SET TASK: Filter these entries so that only lines with the word "density" remain.

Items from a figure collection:
═══

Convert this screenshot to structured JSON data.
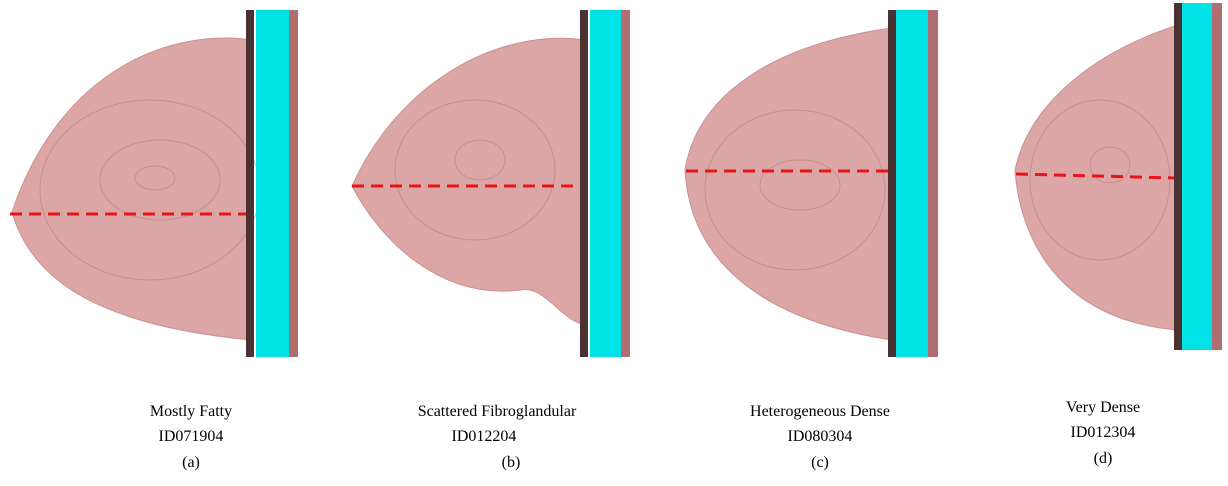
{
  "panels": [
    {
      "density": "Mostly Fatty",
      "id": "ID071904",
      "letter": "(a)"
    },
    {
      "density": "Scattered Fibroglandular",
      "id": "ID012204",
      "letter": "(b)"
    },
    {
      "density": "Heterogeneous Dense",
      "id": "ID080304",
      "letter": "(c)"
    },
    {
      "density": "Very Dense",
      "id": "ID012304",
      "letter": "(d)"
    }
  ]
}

═══

SOLUTION TO THE EXERCISE:
      "density": "Mostly Fatty",
      "density": "Scattered Fibroglandular",
      "density": "Heterogeneous Dense",
      "density": "Very Dense",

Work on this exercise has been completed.